▶ _Items from a dataset_
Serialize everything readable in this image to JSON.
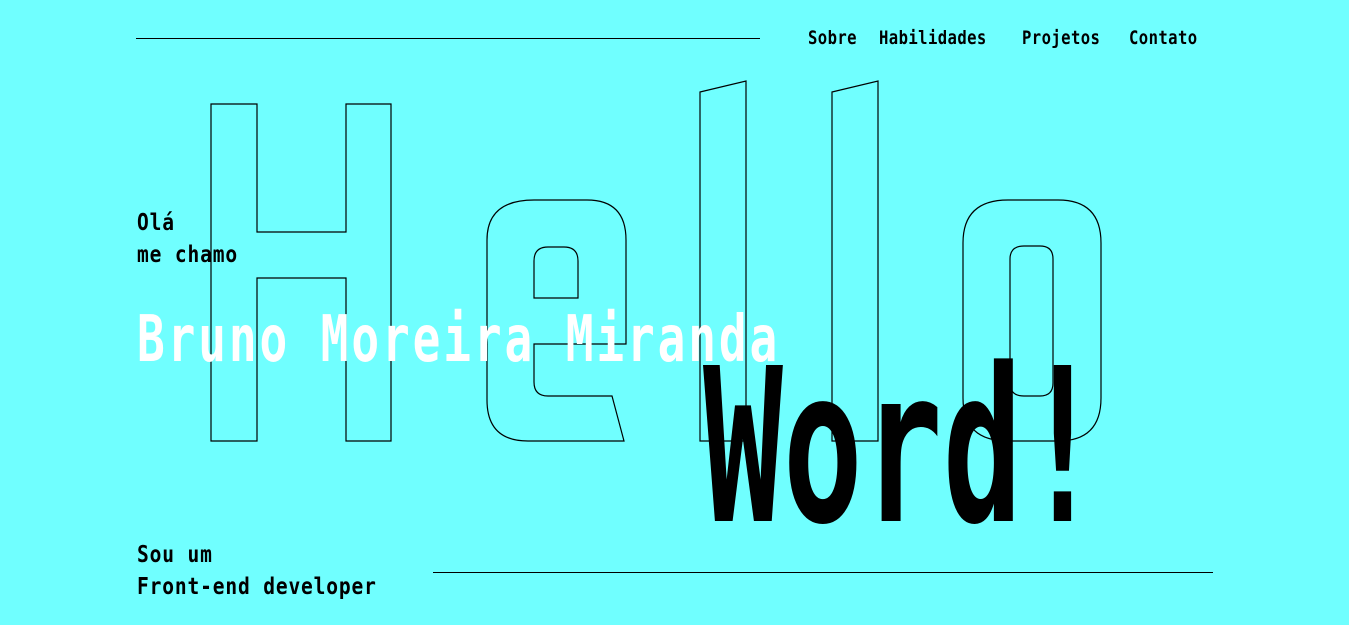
{
  "nav": {
    "items": [
      {
        "label": "Sobre"
      },
      {
        "label": "Habilidades"
      },
      {
        "label": "Projetos"
      },
      {
        "label": "Contato"
      }
    ]
  },
  "hero": {
    "outline_word": "Hello",
    "greeting_line1": "Olá",
    "greeting_line2": "me chamo",
    "name": "Bruno Moreira Miranda",
    "headline": "Word!",
    "role_line1": "Sou um",
    "role_line2": "Front-end developer"
  },
  "colors": {
    "background": "#70FFFF",
    "text": "#000000",
    "name": "#FFFFFF"
  }
}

▶ _Task objective_
Gather all lines where the word "name" appears.

▶ _Result below_
    "name": "Bruno Moreira Miranda",
    "name": "#FFFFFF"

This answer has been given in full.